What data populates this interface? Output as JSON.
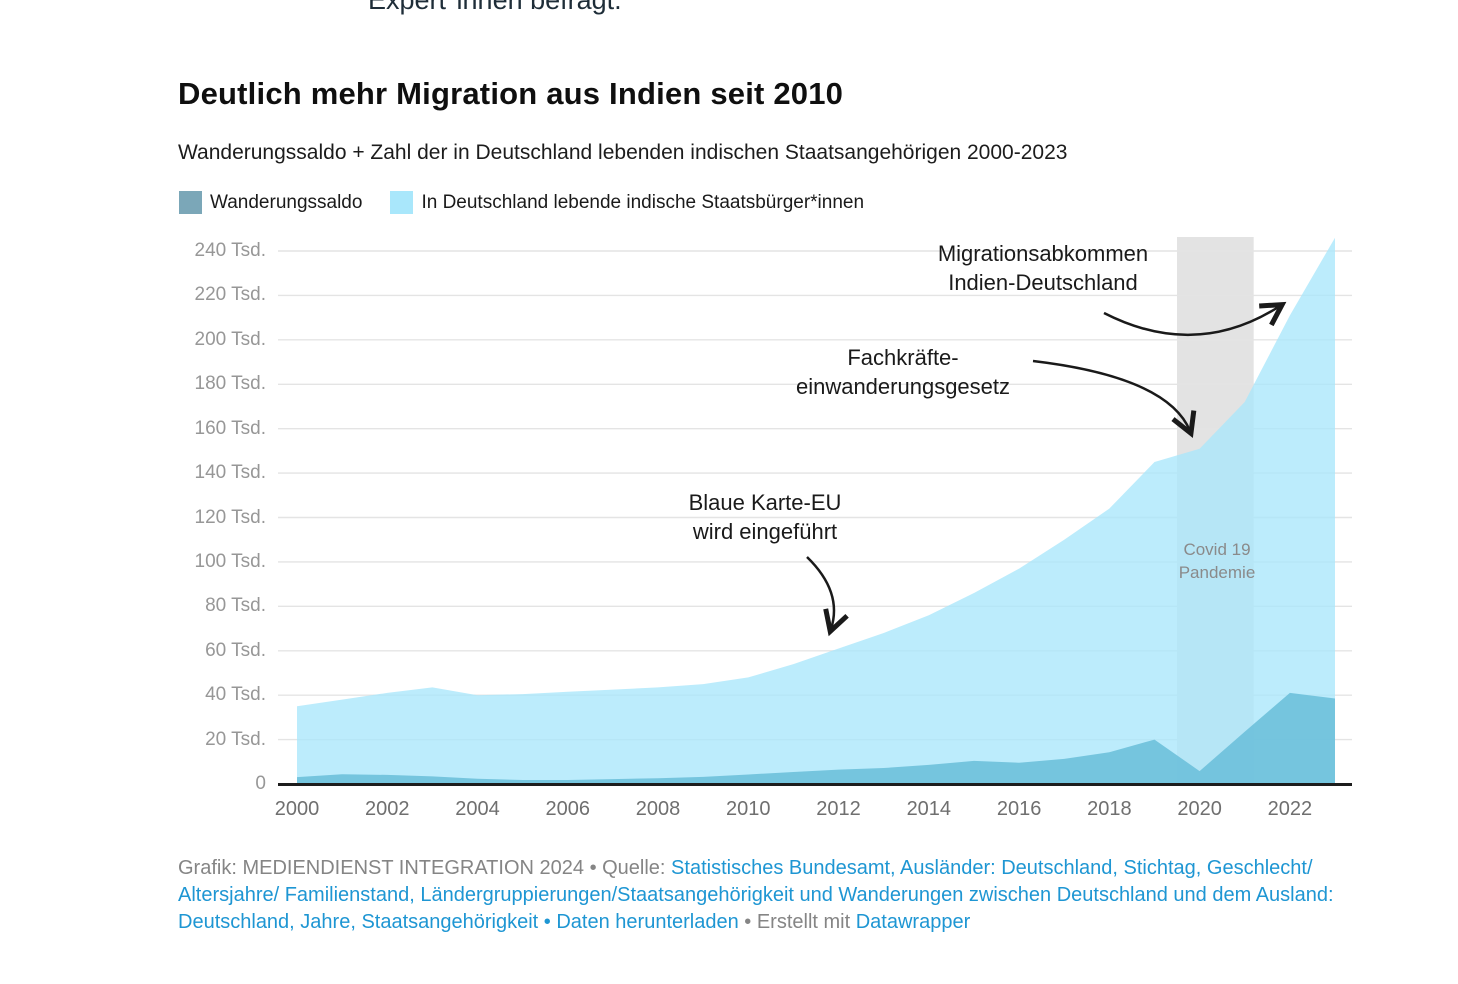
{
  "page": {
    "top_cut_text": "Expert*innen befragt.",
    "title": "Deutlich mehr Migration aus Indien seit 2010",
    "subtitle": "Wanderungssaldo + Zahl der in Deutschland lebenden indischen Staatsangehörigen 2000-2023"
  },
  "legend": [
    {
      "label": "Wanderungssaldo",
      "color": "#7ba7b8"
    },
    {
      "label": "In Deutschland lebende indische Staatsbürger*innen",
      "color": "#a9e7fb"
    }
  ],
  "chart_data": {
    "type": "area",
    "title": "Deutlich mehr Migration aus Indien seit 2010",
    "x": [
      2000,
      2001,
      2002,
      2003,
      2004,
      2005,
      2006,
      2007,
      2008,
      2009,
      2010,
      2011,
      2012,
      2013,
      2014,
      2015,
      2016,
      2017,
      2018,
      2019,
      2020,
      2021,
      2022,
      2023
    ],
    "series": [
      {
        "name": "Wanderungssaldo",
        "color": "#6fc1db",
        "values": [
          3.1,
          4.4,
          4.1,
          3.4,
          2.4,
          1.8,
          1.8,
          2.2,
          2.6,
          3.2,
          4.3,
          5.4,
          6.5,
          7.2,
          8.6,
          10.4,
          9.6,
          11.3,
          14.3,
          20,
          5.8,
          23.5,
          41,
          38.5
        ]
      },
      {
        "name": "In Deutschland lebende indische Staatsbürger*innen",
        "color": "#a9e7fb",
        "values": [
          35,
          38,
          41,
          43.5,
          40,
          40.5,
          41.5,
          42.5,
          43.5,
          45,
          48,
          54,
          61,
          68,
          76,
          86,
          97,
          110,
          124,
          145,
          151,
          172,
          211,
          246
        ]
      }
    ],
    "unit": "Tsd.",
    "ylim": [
      0,
      240
    ],
    "ytick_step": 20,
    "ytick_suffix": " Tsd.",
    "xticks": [
      2000,
      2002,
      2004,
      2006,
      2008,
      2010,
      2012,
      2014,
      2016,
      2018,
      2020,
      2022
    ],
    "grid": true,
    "legend_position": "top",
    "annotations": [
      {
        "id": "blaue-karte",
        "text": "Blaue Karte-EU\nwird eingeführt",
        "arrow_points_to": {
          "x": 2012,
          "y": 66
        }
      },
      {
        "id": "fachkraefte",
        "text": "Fachkräfte-\neinwanderungsgesetz",
        "arrow_points_to": {
          "x": 2019.8,
          "y": 155
        }
      },
      {
        "id": "migrationsabkommen",
        "text": "Migrationsabkommen\nIndien-Deutschland",
        "arrow_points_to": {
          "x": 2022.2,
          "y": 217
        }
      }
    ],
    "covid_band": {
      "label": "Covid 19\nPandemie",
      "x_from": 2019.5,
      "x_to": 2021.2,
      "color": "#e3e3e3"
    }
  },
  "footer": {
    "segments": [
      {
        "text": "Grafik: MEDIENDIENST INTEGRATION 2024 • Quelle: ",
        "style": "muted",
        "link": false
      },
      {
        "text": "Statistisches Bundesamt, Ausländer: Deutschland, Stichtag, Geschlecht/ Altersjahre/ Familienstand, Ländergruppierungen/Staatsangehörigkeit und Wanderungen zwischen Deutschland und dem Ausland: Deutschland, Jahre, Staatsangehörigkeit",
        "style": "link",
        "link": true
      },
      {
        "text": " • ",
        "style": "link",
        "link": false
      },
      {
        "text": "Daten herunterladen",
        "style": "link",
        "link": true
      },
      {
        "text": " • Erstellt mit ",
        "style": "muted",
        "link": false
      },
      {
        "text": "Datawrapper",
        "style": "link",
        "link": true
      }
    ]
  }
}
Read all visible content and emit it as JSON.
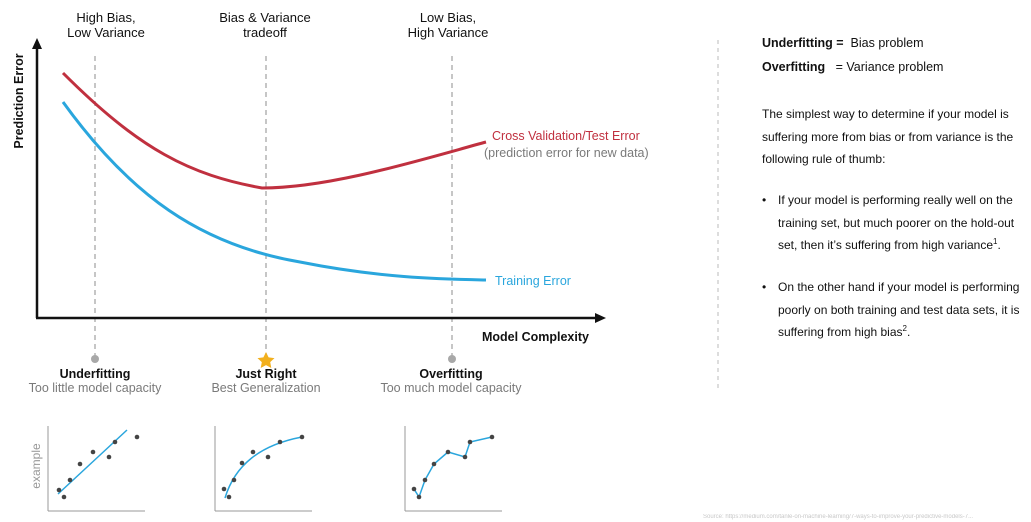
{
  "headers": {
    "left": [
      "High Bias,",
      "Low Variance"
    ],
    "middle": [
      "Bias & Variance",
      "tradeoff"
    ],
    "right": [
      "Low Bias,",
      "High Variance"
    ]
  },
  "axes": {
    "y_label": "Prediction Error",
    "x_label": "Model Complexity"
  },
  "curves": {
    "test": {
      "label": "Cross Validation/Test Error",
      "sublabel": "(prediction error for new data)",
      "color": "#c0303f"
    },
    "train": {
      "label": "Training Error",
      "color": "#2aa6dd"
    }
  },
  "regions": [
    {
      "title": "Underfitting",
      "subtitle": "Too little model capacity",
      "marker": "gray-dot"
    },
    {
      "title": "Just Right",
      "subtitle": "Best Generalization",
      "marker": "star-icon"
    },
    {
      "title": "Overfitting",
      "subtitle": "Too much model capacity",
      "marker": "gray-dot"
    }
  ],
  "examples_label": "example",
  "colors": {
    "test": "#c0303f",
    "train": "#2aa6dd",
    "guide": "#a8a8a8",
    "star": "#f2b01e",
    "point": "#444444"
  },
  "side": {
    "line1_bold": "Underfitting =",
    "line1_rest": "Bias problem",
    "line2_bold": "Overfitting",
    "line2_rest": "=  Variance problem",
    "intro": "The simplest way to determine if your model is suffering more from bias or from variance is the following rule of thumb:",
    "bullet1": "If your model is performing really well on the training set, but much poorer on the hold-out set, then it’s suffering from high variance",
    "bullet1_sup": "1",
    "bullet2": "On the other hand if your model is performing poorly on both training and test data sets, it is suffering from high bias",
    "bullet2_sup": "2",
    "bullet_symbol": "•",
    "period": "."
  },
  "source": "Source: https://medium.com/tanle-on-machine-learning/7-ways-to-improve-your-predictive-models-7..."
}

------

Copy the records above exactly. The pictures are not part of the copy.

- _Output for this exercise_:
What data populates this interface? Output as JSON.
{
  "page": {
    "top_cut_text": "Expert*innen befragt.",
    "title": "Deutlich mehr Migration aus Indien seit 2010",
    "subtitle": "Wanderungssaldo + Zahl der in Deutschland lebenden indischen Staatsangehörigen 2000-2023"
  },
  "legend": [
    {
      "label": "Wanderungssaldo",
      "color": "#7ba7b8"
    },
    {
      "label": "In Deutschland lebende indische Staatsbürger*innen",
      "color": "#a9e7fb"
    }
  ],
  "chart_data": {
    "type": "area",
    "title": "Deutlich mehr Migration aus Indien seit 2010",
    "x": [
      2000,
      2001,
      2002,
      2003,
      2004,
      2005,
      2006,
      2007,
      2008,
      2009,
      2010,
      2011,
      2012,
      2013,
      2014,
      2015,
      2016,
      2017,
      2018,
      2019,
      2020,
      2021,
      2022,
      2023
    ],
    "series": [
      {
        "name": "Wanderungssaldo",
        "color": "#6fc1db",
        "values": [
          3.1,
          4.4,
          4.1,
          3.4,
          2.4,
          1.8,
          1.8,
          2.2,
          2.6,
          3.2,
          4.3,
          5.4,
          6.5,
          7.2,
          8.6,
          10.4,
          9.6,
          11.3,
          14.3,
          20,
          5.8,
          23.5,
          41,
          38.5
        ]
      },
      {
        "name": "In Deutschland lebende indische Staatsbürger*innen",
        "color": "#a9e7fb",
        "values": [
          35,
          38,
          41,
          43.5,
          40,
          40.5,
          41.5,
          42.5,
          43.5,
          45,
          48,
          54,
          61,
          68,
          76,
          86,
          97,
          110,
          124,
          145,
          151,
          172,
          211,
          246
        ]
      }
    ],
    "unit": "Tsd.",
    "ylim": [
      0,
      240
    ],
    "ytick_step": 20,
    "ytick_suffix": " Tsd.",
    "xticks": [
      2000,
      2002,
      2004,
      2006,
      2008,
      2010,
      2012,
      2014,
      2016,
      2018,
      2020,
      2022
    ],
    "grid": true,
    "legend_position": "top",
    "annotations": [
      {
        "id": "blaue-karte",
        "text": "Blaue Karte-EU\nwird eingeführt",
        "arrow_points_to": {
          "x": 2012,
          "y": 66
        }
      },
      {
        "id": "fachkraefte",
        "text": "Fachkräfte-\neinwanderungsgesetz",
        "arrow_points_to": {
          "x": 2019.8,
          "y": 155
        }
      },
      {
        "id": "migrationsabkommen",
        "text": "Migrationsabkommen\nIndien-Deutschland",
        "arrow_points_to": {
          "x": 2022.2,
          "y": 217
        }
      }
    ],
    "covid_band": {
      "label": "Covid 19\nPandemie",
      "x_from": 2019.5,
      "x_to": 2021.2,
      "color": "#e3e3e3"
    }
  },
  "footer": {
    "segments": [
      {
        "text": "Grafik: MEDIENDIENST INTEGRATION 2024 • Quelle: ",
        "style": "muted",
        "link": false
      },
      {
        "text": "Statistisches Bundesamt, Ausländer: Deutschland, Stichtag, Geschlecht/ Altersjahre/ Familienstand, Ländergruppierungen/Staatsangehörigkeit und Wanderungen zwischen Deutschland und dem Ausland: Deutschland, Jahre, Staatsangehörigkeit",
        "style": "link",
        "link": true
      },
      {
        "text": " • ",
        "style": "link",
        "link": false
      },
      {
        "text": "Daten herunterladen",
        "style": "link",
        "link": true
      },
      {
        "text": " • Erstellt mit ",
        "style": "muted",
        "link": false
      },
      {
        "text": "Datawrapper",
        "style": "link",
        "link": true
      }
    ]
  }
}
Read all visible content and emit it as JSON.
{
  "headers": {
    "left": [
      "High Bias,",
      "Low Variance"
    ],
    "middle": [
      "Bias & Variance",
      "tradeoff"
    ],
    "right": [
      "Low Bias,",
      "High Variance"
    ]
  },
  "axes": {
    "y_label": "Prediction Error",
    "x_label": "Model Complexity"
  },
  "curves": {
    "test": {
      "label": "Cross Validation/Test Error",
      "sublabel": "(prediction error for new data)",
      "color": "#c0303f"
    },
    "train": {
      "label": "Training Error",
      "color": "#2aa6dd"
    }
  },
  "regions": [
    {
      "title": "Underfitting",
      "subtitle": "Too little model capacity",
      "marker": "gray-dot"
    },
    {
      "title": "Just Right",
      "subtitle": "Best Generalization",
      "marker": "star-icon"
    },
    {
      "title": "Overfitting",
      "subtitle": "Too much model capacity",
      "marker": "gray-dot"
    }
  ],
  "examples_label": "example",
  "colors": {
    "test": "#c0303f",
    "train": "#2aa6dd",
    "guide": "#a8a8a8",
    "star": "#f2b01e",
    "point": "#444444"
  },
  "side": {
    "line1_bold": "Underfitting =",
    "line1_rest": "Bias problem",
    "line2_bold": "Overfitting",
    "line2_rest": "=  Variance problem",
    "intro": "The simplest way to determine if your model is suffering more from bias or from variance is the following rule of thumb:",
    "bullet1": "If your model is performing really well on the training set, but much poorer on the hold-out set, then it’s suffering from high variance",
    "bullet1_sup": "1",
    "bullet2": "On the other hand if your model is performing poorly on both training and test data sets, it is suffering from high bias",
    "bullet2_sup": "2",
    "bullet_symbol": "•",
    "period": "."
  },
  "source": "Source: https://medium.com/tanle-on-machine-learning/7-ways-to-improve-your-predictive-models-7..."
}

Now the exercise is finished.